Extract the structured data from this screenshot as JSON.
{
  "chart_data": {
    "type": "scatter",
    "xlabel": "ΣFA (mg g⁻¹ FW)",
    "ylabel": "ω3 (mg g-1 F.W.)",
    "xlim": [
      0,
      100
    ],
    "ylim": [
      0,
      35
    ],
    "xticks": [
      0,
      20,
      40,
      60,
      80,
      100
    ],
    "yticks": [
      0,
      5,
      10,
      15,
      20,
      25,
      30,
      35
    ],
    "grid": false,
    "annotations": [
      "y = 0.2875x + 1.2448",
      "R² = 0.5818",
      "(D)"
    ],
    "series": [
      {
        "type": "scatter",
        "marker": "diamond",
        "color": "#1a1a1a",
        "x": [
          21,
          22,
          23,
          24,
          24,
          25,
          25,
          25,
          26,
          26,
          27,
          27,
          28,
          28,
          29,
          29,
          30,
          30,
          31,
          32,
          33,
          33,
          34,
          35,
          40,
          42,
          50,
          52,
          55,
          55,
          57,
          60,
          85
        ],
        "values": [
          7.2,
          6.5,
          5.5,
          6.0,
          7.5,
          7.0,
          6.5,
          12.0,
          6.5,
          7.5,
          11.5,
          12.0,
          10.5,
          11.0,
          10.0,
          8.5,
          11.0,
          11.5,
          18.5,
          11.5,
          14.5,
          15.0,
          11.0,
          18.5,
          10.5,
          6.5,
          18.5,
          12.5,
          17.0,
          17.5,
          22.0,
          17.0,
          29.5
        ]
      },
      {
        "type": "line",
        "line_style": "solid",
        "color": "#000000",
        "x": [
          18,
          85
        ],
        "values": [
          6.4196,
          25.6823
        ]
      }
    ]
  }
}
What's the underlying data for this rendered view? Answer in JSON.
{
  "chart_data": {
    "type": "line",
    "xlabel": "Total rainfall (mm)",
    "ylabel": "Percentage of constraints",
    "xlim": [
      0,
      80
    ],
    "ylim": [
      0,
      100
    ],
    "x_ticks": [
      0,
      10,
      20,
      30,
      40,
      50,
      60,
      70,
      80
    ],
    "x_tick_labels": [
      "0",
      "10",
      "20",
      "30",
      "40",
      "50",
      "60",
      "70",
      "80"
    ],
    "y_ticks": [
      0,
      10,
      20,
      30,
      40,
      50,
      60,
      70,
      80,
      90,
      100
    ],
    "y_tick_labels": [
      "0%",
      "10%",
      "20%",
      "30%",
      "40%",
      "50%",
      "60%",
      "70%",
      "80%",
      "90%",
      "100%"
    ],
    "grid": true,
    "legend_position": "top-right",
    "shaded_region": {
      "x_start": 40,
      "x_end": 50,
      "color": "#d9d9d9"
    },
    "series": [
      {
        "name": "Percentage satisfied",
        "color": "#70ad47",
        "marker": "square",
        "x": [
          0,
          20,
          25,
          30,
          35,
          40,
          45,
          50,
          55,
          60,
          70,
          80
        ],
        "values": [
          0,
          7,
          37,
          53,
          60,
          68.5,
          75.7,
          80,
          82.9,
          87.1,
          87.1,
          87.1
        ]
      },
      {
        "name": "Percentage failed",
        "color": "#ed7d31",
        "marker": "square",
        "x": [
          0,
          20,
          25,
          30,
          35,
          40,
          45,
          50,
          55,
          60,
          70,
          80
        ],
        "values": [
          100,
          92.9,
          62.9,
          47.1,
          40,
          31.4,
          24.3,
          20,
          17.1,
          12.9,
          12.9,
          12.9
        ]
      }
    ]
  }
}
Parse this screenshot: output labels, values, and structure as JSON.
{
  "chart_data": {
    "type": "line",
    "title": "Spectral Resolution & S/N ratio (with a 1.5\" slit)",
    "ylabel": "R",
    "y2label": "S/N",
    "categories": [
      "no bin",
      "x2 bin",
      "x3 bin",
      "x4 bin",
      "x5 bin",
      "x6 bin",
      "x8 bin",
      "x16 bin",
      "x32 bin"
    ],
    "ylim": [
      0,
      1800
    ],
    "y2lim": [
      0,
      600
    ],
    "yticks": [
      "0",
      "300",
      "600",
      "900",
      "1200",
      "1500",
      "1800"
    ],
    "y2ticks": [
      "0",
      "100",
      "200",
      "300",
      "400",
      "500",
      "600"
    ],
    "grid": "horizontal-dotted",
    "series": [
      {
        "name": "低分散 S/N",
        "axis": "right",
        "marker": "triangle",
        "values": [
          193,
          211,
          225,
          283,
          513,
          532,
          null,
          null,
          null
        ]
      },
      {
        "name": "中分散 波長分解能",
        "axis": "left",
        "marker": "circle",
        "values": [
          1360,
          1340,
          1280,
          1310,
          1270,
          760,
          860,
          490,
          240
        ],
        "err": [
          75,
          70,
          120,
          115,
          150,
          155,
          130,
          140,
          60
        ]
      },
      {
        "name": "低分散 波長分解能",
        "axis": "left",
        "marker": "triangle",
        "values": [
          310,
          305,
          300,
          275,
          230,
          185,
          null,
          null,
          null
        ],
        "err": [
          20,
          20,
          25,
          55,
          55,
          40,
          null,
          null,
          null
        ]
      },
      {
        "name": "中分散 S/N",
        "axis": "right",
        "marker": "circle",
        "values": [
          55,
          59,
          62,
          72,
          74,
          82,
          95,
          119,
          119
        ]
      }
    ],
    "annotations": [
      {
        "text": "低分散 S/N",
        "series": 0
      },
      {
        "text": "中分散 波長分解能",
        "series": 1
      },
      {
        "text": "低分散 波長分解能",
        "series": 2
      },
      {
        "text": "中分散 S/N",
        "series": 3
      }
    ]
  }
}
--
**Written task**
Print every record above exactly as written.

**The output**
Extract the structured data from this screenshot as JSON.
{
  "chart_data": {
    "type": "scatter",
    "xlabel": "ΣFA (mg g⁻¹ FW)",
    "ylabel": "ω3 (mg g-1 F.W.)",
    "xlim": [
      0,
      100
    ],
    "ylim": [
      0,
      35
    ],
    "xticks": [
      0,
      20,
      40,
      60,
      80,
      100
    ],
    "yticks": [
      0,
      5,
      10,
      15,
      20,
      25,
      30,
      35
    ],
    "grid": false,
    "annotations": [
      "y = 0.2875x + 1.2448",
      "R² = 0.5818",
      "(D)"
    ],
    "series": [
      {
        "type": "scatter",
        "marker": "diamond",
        "color": "#1a1a1a",
        "x": [
          21,
          22,
          23,
          24,
          24,
          25,
          25,
          25,
          26,
          26,
          27,
          27,
          28,
          28,
          29,
          29,
          30,
          30,
          31,
          32,
          33,
          33,
          34,
          35,
          40,
          42,
          50,
          52,
          55,
          55,
          57,
          60,
          85
        ],
        "values": [
          7.2,
          6.5,
          5.5,
          6.0,
          7.5,
          7.0,
          6.5,
          12.0,
          6.5,
          7.5,
          11.5,
          12.0,
          10.5,
          11.0,
          10.0,
          8.5,
          11.0,
          11.5,
          18.5,
          11.5,
          14.5,
          15.0,
          11.0,
          18.5,
          10.5,
          6.5,
          18.5,
          12.5,
          17.0,
          17.5,
          22.0,
          17.0,
          29.5
        ]
      },
      {
        "type": "line",
        "line_style": "solid",
        "color": "#000000",
        "x": [
          18,
          85
        ],
        "values": [
          6.4196,
          25.6823
        ]
      }
    ]
  }
}
What's the underlying data for this rendered view? Answer in JSON.
{
  "chart_data": {
    "type": "line",
    "xlabel": "Total rainfall (mm)",
    "ylabel": "Percentage of constraints",
    "xlim": [
      0,
      80
    ],
    "ylim": [
      0,
      100
    ],
    "x_ticks": [
      0,
      10,
      20,
      30,
      40,
      50,
      60,
      70,
      80
    ],
    "x_tick_labels": [
      "0",
      "10",
      "20",
      "30",
      "40",
      "50",
      "60",
      "70",
      "80"
    ],
    "y_ticks": [
      0,
      10,
      20,
      30,
      40,
      50,
      60,
      70,
      80,
      90,
      100
    ],
    "y_tick_labels": [
      "0%",
      "10%",
      "20%",
      "30%",
      "40%",
      "50%",
      "60%",
      "70%",
      "80%",
      "90%",
      "100%"
    ],
    "grid": true,
    "legend_position": "top-right",
    "shaded_region": {
      "x_start": 40,
      "x_end": 50,
      "color": "#d9d9d9"
    },
    "series": [
      {
        "name": "Percentage satisfied",
        "color": "#70ad47",
        "marker": "square",
        "x": [
          0,
          20,
          25,
          30,
          35,
          40,
          45,
          50,
          55,
          60,
          70,
          80
        ],
        "values": [
          0,
          7,
          37,
          53,
          60,
          68.5,
          75.7,
          80,
          82.9,
          87.1,
          87.1,
          87.1
        ]
      },
      {
        "name": "Percentage failed",
        "color": "#ed7d31",
        "marker": "square",
        "x": [
          0,
          20,
          25,
          30,
          35,
          40,
          45,
          50,
          55,
          60,
          70,
          80
        ],
        "values": [
          100,
          92.9,
          62.9,
          47.1,
          40,
          31.4,
          24.3,
          20,
          17.1,
          12.9,
          12.9,
          12.9
        ]
      }
    ]
  }
}
Parse this screenshot: output labels, values, and structure as JSON.
{
  "chart_data": {
    "type": "line",
    "title": "Spectral Resolution & S/N ratio (with a 1.5\" slit)",
    "ylabel": "R",
    "y2label": "S/N",
    "categories": [
      "no bin",
      "x2 bin",
      "x3 bin",
      "x4 bin",
      "x5 bin",
      "x6 bin",
      "x8 bin",
      "x16 bin",
      "x32 bin"
    ],
    "ylim": [
      0,
      1800
    ],
    "y2lim": [
      0,
      600
    ],
    "yticks": [
      "0",
      "300",
      "600",
      "900",
      "1200",
      "1500",
      "1800"
    ],
    "y2ticks": [
      "0",
      "100",
      "200",
      "300",
      "400",
      "500",
      "600"
    ],
    "grid": "horizontal-dotted",
    "series": [
      {
        "name": "低分散 S/N",
        "axis": "right",
        "marker": "triangle",
        "values": [
          193,
          211,
          225,
          283,
          513,
          532,
          null,
          null,
          null
        ]
      },
      {
        "name": "中分散 波長分解能",
        "axis": "left",
        "marker": "circle",
        "values": [
          1360,
          1340,
          1280,
          1310,
          1270,
          760,
          860,
          490,
          240
        ],
        "err": [
          75,
          70,
          120,
          115,
          150,
          155,
          130,
          140,
          60
        ]
      },
      {
        "name": "低分散 波長分解能",
        "axis": "left",
        "marker": "triangle",
        "values": [
          310,
          305,
          300,
          275,
          230,
          185,
          null,
          null,
          null
        ],
        "err": [
          20,
          20,
          25,
          55,
          55,
          40,
          null,
          null,
          null
        ]
      },
      {
        "name": "中分散 S/N",
        "axis": "right",
        "marker": "circle",
        "values": [
          55,
          59,
          62,
          72,
          74,
          82,
          95,
          119,
          119
        ]
      }
    ],
    "annotations": [
      {
        "text": "低分散 S/N",
        "series": 0
      },
      {
        "text": "中分散 波長分解能",
        "series": 1
      },
      {
        "text": "低分散 波長分解能",
        "series": 2
      },
      {
        "text": "中分散 S/N",
        "series": 3
      }
    ]
  }
}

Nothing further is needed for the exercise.